§ Exercise instructions
Give the records back in full, exactly as they read.

§ Available records
^^^^^^^^^^^^^^^^

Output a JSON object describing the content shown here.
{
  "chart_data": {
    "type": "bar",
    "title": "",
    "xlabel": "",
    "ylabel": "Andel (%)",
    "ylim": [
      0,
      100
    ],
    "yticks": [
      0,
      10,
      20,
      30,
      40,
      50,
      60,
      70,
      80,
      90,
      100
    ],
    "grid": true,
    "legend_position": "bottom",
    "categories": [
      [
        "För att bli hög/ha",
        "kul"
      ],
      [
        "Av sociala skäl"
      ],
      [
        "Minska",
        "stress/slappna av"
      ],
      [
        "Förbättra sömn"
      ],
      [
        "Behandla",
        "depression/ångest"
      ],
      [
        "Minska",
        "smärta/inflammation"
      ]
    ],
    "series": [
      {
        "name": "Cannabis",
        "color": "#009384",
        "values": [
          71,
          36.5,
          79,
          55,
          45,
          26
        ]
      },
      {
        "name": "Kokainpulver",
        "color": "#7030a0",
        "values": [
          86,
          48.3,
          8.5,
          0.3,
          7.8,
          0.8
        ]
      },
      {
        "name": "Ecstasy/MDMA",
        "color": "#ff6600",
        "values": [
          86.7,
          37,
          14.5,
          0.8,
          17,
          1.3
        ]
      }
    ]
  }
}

^^^^^^^^^^^^^^^^

§ Answer to the task
Output a JSON object describing the content shown here.
{
  "chart_data": {
    "type": "bar",
    "title": "",
    "xlabel": "",
    "ylabel": "Andel (%)",
    "ylim": [
      0,
      100
    ],
    "yticks": [
      0,
      10,
      20,
      30,
      40,
      50,
      60,
      70,
      80,
      90,
      100
    ],
    "grid": true,
    "legend_position": "bottom",
    "categories": [
      [
        "För att bli hög/ha",
        "kul"
      ],
      [
        "Av sociala skäl"
      ],
      [
        "Minska",
        "stress/slappna av"
      ],
      [
        "Förbättra sömn"
      ],
      [
        "Behandla",
        "depression/ångest"
      ],
      [
        "Minska",
        "smärta/inflammation"
      ]
    ],
    "series": [
      {
        "name": "Cannabis",
        "color": "#009384",
        "values": [
          71,
          36.5,
          79,
          55,
          45,
          26
        ]
      },
      {
        "name": "Kokainpulver",
        "color": "#7030a0",
        "values": [
          86,
          48.3,
          8.5,
          0.3,
          7.8,
          0.8
        ]
      },
      {
        "name": "Ecstasy/MDMA",
        "color": "#ff6600",
        "values": [
          86.7,
          37,
          14.5,
          0.8,
          17,
          1.3
        ]
      }
    ]
  }
}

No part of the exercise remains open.